_What the exercise asks_
Print the entries below in their entirety, exactly as they are written.
********************
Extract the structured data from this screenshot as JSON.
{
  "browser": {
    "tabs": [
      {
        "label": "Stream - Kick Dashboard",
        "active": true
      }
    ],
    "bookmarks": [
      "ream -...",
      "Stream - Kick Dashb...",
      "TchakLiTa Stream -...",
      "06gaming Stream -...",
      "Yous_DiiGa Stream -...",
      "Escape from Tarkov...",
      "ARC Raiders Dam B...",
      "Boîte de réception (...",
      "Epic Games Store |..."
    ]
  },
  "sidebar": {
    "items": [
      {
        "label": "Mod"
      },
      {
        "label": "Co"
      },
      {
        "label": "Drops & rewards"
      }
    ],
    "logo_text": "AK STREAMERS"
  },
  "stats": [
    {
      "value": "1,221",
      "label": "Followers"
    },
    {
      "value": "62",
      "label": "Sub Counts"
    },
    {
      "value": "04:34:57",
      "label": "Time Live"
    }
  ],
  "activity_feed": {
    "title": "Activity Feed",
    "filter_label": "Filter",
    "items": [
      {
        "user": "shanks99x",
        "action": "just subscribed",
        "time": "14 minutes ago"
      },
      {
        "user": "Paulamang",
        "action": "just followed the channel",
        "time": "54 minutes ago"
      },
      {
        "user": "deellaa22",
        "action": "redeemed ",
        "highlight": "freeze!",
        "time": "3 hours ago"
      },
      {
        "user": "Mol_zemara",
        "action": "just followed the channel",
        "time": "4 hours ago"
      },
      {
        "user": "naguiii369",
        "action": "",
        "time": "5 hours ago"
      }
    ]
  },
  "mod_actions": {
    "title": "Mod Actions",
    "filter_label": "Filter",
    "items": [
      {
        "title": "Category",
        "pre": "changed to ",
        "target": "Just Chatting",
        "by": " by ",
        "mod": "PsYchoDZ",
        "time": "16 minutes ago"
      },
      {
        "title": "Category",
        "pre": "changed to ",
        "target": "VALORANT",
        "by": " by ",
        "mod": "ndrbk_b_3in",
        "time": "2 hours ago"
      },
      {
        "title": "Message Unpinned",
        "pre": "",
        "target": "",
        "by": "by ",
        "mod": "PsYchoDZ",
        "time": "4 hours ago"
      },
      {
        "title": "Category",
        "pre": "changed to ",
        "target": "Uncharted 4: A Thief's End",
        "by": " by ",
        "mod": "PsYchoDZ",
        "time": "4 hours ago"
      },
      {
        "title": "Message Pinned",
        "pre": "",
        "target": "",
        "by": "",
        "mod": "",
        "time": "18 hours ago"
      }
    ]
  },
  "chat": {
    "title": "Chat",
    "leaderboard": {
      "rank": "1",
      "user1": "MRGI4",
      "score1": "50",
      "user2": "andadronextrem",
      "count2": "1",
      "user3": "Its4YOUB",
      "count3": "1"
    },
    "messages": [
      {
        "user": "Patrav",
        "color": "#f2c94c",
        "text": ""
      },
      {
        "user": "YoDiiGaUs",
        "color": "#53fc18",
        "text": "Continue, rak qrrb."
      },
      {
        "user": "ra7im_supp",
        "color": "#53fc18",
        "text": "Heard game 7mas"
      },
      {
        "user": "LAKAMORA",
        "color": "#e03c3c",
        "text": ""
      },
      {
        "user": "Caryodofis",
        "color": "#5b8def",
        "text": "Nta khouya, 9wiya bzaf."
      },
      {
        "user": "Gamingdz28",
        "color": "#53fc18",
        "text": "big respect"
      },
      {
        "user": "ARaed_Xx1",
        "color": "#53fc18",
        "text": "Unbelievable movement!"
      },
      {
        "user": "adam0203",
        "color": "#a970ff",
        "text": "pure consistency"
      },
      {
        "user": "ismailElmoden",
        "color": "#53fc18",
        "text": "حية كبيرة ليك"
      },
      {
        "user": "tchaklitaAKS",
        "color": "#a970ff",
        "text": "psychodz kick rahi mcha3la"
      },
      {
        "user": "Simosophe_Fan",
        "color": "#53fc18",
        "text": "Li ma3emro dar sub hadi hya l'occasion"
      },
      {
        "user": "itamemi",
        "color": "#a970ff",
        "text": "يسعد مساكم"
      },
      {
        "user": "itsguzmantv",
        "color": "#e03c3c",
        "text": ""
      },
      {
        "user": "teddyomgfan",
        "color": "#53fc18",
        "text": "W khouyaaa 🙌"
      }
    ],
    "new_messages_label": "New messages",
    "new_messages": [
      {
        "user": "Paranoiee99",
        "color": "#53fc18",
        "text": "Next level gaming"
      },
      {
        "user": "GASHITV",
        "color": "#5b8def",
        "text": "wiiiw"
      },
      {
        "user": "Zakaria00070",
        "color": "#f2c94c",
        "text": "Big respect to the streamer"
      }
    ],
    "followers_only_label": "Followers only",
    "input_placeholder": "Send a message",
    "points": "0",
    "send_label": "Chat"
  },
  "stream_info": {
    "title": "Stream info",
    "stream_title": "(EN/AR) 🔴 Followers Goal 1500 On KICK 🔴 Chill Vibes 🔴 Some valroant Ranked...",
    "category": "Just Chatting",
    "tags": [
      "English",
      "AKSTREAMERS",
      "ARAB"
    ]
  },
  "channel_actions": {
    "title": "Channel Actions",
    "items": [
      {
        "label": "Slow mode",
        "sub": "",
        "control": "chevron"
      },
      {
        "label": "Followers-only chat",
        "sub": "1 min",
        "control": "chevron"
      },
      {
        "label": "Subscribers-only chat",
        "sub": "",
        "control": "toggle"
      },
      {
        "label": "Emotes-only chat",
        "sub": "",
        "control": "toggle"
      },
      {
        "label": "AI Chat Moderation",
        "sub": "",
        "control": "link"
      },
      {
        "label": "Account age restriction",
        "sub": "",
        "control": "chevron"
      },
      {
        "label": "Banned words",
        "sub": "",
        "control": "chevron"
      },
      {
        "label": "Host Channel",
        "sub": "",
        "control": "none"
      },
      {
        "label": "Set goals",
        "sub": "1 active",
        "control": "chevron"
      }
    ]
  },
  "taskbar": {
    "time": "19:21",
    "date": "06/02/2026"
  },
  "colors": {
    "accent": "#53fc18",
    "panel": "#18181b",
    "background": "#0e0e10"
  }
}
********************
_Exercise result_
Extract the structured data from this screenshot as JSON.
{
  "browser": {
    "tabs": [
      {
        "label": "Stream - Kick Dashboard",
        "active": true
      }
    ],
    "bookmarks": [
      "ream -...",
      "Stream - Kick Dashb...",
      "TchakLiTa Stream -...",
      "06gaming Stream -...",
      "Yous_DiiGa Stream -...",
      "Escape from Tarkov...",
      "ARC Raiders Dam B...",
      "Boîte de réception (...",
      "Epic Games Store |..."
    ]
  },
  "sidebar": {
    "items": [
      {
        "label": "Mod"
      },
      {
        "label": "Co"
      },
      {
        "label": "Drops & rewards"
      }
    ],
    "logo_text": "AK STREAMERS"
  },
  "stats": [
    {
      "value": "1,221",
      "label": "Followers"
    },
    {
      "value": "62",
      "label": "Sub Counts"
    },
    {
      "value": "04:34:57",
      "label": "Time Live"
    }
  ],
  "activity_feed": {
    "title": "Activity Feed",
    "filter_label": "Filter",
    "items": [
      {
        "user": "shanks99x",
        "action": "just subscribed",
        "time": "14 minutes ago"
      },
      {
        "user": "Paulamang",
        "action": "just followed the channel",
        "time": "54 minutes ago"
      },
      {
        "user": "deellaa22",
        "action": "redeemed ",
        "highlight": "freeze!",
        "time": "3 hours ago"
      },
      {
        "user": "Mol_zemara",
        "action": "just followed the channel",
        "time": "4 hours ago"
      },
      {
        "user": "naguiii369",
        "action": "",
        "time": "5 hours ago"
      }
    ]
  },
  "mod_actions": {
    "title": "Mod Actions",
    "filter_label": "Filter",
    "items": [
      {
        "title": "Category",
        "pre": "changed to ",
        "target": "Just Chatting",
        "by": " by ",
        "mod": "PsYchoDZ",
        "time": "16 minutes ago"
      },
      {
        "title": "Category",
        "pre": "changed to ",
        "target": "VALORANT",
        "by": " by ",
        "mod": "ndrbk_b_3in",
        "time": "2 hours ago"
      },
      {
        "title": "Message Unpinned",
        "pre": "",
        "target": "",
        "by": "by ",
        "mod": "PsYchoDZ",
        "time": "4 hours ago"
      },
      {
        "title": "Category",
        "pre": "changed to ",
        "target": "Uncharted 4: A Thief's End",
        "by": " by ",
        "mod": "PsYchoDZ",
        "time": "4 hours ago"
      },
      {
        "title": "Message Pinned",
        "pre": "",
        "target": "",
        "by": "",
        "mod": "",
        "time": "18 hours ago"
      }
    ]
  },
  "chat": {
    "title": "Chat",
    "leaderboard": {
      "rank": "1",
      "user1": "MRGI4",
      "score1": "50",
      "user2": "andadronextrem",
      "count2": "1",
      "user3": "Its4YOUB",
      "count3": "1"
    },
    "messages": [
      {
        "user": "Patrav",
        "color": "#f2c94c",
        "text": ""
      },
      {
        "user": "YoDiiGaUs",
        "color": "#53fc18",
        "text": "Continue, rak qrrb."
      },
      {
        "user": "ra7im_supp",
        "color": "#53fc18",
        "text": "Heard game 7mas"
      },
      {
        "user": "LAKAMORA",
        "color": "#e03c3c",
        "text": ""
      },
      {
        "user": "Caryodofis",
        "color": "#5b8def",
        "text": "Nta khouya, 9wiya bzaf."
      },
      {
        "user": "Gamingdz28",
        "color": "#53fc18",
        "text": "big respect"
      },
      {
        "user": "ARaed_Xx1",
        "color": "#53fc18",
        "text": "Unbelievable movement!"
      },
      {
        "user": "adam0203",
        "color": "#a970ff",
        "text": "pure consistency"
      },
      {
        "user": "ismailElmoden",
        "color": "#53fc18",
        "text": "حية كبيرة ليك"
      },
      {
        "user": "tchaklitaAKS",
        "color": "#a970ff",
        "text": "psychodz kick rahi mcha3la"
      },
      {
        "user": "Simosophe_Fan",
        "color": "#53fc18",
        "text": "Li ma3emro dar sub hadi hya l'occasion"
      },
      {
        "user": "itamemi",
        "color": "#a970ff",
        "text": "يسعد مساكم"
      },
      {
        "user": "itsguzmantv",
        "color": "#e03c3c",
        "text": ""
      },
      {
        "user": "teddyomgfan",
        "color": "#53fc18",
        "text": "W khouyaaa 🙌"
      }
    ],
    "new_messages_label": "New messages",
    "new_messages": [
      {
        "user": "Paranoiee99",
        "color": "#53fc18",
        "text": "Next level gaming"
      },
      {
        "user": "GASHITV",
        "color": "#5b8def",
        "text": "wiiiw"
      },
      {
        "user": "Zakaria00070",
        "color": "#f2c94c",
        "text": "Big respect to the streamer"
      }
    ],
    "followers_only_label": "Followers only",
    "input_placeholder": "Send a message",
    "points": "0",
    "send_label": "Chat"
  },
  "stream_info": {
    "title": "Stream info",
    "stream_title": "(EN/AR) 🔴 Followers Goal 1500 On KICK 🔴 Chill Vibes 🔴 Some valroant Ranked...",
    "category": "Just Chatting",
    "tags": [
      "English",
      "AKSTREAMERS",
      "ARAB"
    ]
  },
  "channel_actions": {
    "title": "Channel Actions",
    "items": [
      {
        "label": "Slow mode",
        "sub": "",
        "control": "chevron"
      },
      {
        "label": "Followers-only chat",
        "sub": "1 min",
        "control": "chevron"
      },
      {
        "label": "Subscribers-only chat",
        "sub": "",
        "control": "toggle"
      },
      {
        "label": "Emotes-only chat",
        "sub": "",
        "control": "toggle"
      },
      {
        "label": "AI Chat Moderation",
        "sub": "",
        "control": "link"
      },
      {
        "label": "Account age restriction",
        "sub": "",
        "control": "chevron"
      },
      {
        "label": "Banned words",
        "sub": "",
        "control": "chevron"
      },
      {
        "label": "Host Channel",
        "sub": "",
        "control": "none"
      },
      {
        "label": "Set goals",
        "sub": "1 active",
        "control": "chevron"
      }
    ]
  },
  "taskbar": {
    "time": "19:21",
    "date": "06/02/2026"
  },
  "colors": {
    "accent": "#53fc18",
    "panel": "#18181b",
    "background": "#0e0e10"
  }
}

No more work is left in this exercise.